§ **Aim of the exercise**:
Gather all lines in the data that hold the string "travail".

§ **Information given**:
========

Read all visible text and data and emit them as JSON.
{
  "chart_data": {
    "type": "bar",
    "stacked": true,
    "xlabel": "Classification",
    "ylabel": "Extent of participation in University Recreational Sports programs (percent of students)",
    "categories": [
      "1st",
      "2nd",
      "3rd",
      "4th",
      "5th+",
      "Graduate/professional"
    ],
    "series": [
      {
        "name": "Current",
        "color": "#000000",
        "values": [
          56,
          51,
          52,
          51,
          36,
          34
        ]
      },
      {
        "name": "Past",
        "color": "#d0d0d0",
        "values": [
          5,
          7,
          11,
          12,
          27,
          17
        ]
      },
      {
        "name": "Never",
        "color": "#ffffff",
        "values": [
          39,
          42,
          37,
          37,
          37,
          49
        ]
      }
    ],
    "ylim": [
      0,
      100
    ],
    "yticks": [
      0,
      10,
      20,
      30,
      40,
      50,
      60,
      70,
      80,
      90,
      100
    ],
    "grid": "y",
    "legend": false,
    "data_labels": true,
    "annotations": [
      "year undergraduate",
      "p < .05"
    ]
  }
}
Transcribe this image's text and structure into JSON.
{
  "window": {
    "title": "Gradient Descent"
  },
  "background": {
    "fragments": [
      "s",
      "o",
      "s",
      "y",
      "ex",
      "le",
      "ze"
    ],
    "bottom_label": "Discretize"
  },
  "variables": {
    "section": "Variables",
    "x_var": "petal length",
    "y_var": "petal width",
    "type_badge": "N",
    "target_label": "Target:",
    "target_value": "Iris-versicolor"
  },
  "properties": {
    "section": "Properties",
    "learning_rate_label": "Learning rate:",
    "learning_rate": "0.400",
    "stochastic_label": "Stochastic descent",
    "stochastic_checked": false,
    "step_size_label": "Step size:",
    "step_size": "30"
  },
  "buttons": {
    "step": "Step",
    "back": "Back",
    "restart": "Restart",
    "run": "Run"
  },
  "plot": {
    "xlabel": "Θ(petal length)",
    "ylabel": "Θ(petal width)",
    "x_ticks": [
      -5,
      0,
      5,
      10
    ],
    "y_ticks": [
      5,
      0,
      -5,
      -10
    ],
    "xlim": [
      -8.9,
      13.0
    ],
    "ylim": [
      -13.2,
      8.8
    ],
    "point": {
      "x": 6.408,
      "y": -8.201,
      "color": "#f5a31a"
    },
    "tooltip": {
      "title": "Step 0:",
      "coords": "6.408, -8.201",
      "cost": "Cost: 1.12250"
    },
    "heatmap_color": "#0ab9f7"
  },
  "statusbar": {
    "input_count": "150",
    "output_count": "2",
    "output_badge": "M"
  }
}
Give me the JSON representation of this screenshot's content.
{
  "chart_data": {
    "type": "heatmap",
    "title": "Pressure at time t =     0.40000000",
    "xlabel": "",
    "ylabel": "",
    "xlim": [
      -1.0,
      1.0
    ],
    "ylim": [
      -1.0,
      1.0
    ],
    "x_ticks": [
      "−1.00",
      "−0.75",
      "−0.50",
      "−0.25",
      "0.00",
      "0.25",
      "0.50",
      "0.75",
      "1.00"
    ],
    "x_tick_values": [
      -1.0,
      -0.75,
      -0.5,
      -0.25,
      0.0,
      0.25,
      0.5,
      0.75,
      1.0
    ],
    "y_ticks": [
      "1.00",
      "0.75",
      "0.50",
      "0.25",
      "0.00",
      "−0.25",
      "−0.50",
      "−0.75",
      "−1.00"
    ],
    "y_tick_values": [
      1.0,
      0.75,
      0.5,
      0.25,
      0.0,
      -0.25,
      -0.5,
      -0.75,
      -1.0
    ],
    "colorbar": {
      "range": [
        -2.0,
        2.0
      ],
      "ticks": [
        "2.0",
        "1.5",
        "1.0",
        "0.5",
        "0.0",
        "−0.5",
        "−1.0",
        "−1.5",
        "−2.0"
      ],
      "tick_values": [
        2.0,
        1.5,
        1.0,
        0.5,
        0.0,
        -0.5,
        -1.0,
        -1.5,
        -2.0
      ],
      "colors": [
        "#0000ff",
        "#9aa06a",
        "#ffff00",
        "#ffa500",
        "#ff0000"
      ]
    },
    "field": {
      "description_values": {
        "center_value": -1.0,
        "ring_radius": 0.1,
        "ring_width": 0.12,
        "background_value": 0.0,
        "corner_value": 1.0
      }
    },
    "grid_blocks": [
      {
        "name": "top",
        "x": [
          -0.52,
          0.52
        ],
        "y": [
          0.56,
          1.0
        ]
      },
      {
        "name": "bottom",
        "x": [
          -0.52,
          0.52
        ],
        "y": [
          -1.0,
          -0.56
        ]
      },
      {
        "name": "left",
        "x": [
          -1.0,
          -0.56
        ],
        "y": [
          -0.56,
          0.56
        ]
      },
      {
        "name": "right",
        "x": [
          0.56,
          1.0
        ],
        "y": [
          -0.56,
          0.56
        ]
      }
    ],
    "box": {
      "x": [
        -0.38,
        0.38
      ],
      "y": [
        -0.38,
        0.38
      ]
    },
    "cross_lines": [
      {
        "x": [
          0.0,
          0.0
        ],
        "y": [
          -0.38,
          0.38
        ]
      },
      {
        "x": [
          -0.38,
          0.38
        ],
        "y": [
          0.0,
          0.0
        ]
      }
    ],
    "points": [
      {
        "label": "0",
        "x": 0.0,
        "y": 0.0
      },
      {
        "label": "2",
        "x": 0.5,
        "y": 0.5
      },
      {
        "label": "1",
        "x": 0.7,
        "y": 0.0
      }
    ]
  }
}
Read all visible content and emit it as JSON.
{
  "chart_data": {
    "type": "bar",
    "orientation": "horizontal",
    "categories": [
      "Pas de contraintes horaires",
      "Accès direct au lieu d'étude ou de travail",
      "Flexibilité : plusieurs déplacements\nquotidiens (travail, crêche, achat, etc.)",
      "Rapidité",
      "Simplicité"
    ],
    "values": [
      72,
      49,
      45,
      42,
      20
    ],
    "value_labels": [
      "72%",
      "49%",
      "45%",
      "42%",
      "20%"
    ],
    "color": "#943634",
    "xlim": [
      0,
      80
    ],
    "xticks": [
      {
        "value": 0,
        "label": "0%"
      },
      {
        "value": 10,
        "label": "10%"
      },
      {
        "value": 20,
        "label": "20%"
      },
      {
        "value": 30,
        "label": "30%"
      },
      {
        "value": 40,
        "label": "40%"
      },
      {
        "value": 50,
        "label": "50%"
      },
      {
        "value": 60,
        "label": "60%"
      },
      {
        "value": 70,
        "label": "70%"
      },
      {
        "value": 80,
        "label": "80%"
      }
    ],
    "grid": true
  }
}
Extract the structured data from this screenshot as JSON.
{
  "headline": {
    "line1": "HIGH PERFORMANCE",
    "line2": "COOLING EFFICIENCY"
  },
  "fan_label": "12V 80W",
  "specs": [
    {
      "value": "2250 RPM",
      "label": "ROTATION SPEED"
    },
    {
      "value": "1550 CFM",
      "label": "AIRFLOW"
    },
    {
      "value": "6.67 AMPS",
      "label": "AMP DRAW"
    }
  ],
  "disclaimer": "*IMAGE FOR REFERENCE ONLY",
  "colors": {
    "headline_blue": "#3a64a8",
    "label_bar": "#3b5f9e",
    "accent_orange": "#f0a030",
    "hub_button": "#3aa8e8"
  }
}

========

§ **Complete response**:
      "Accès direct au lieu d'étude ou de travail",
      "Flexibilité : plusieurs déplacements\nquotidiens (travail, crêche, achat, etc.)",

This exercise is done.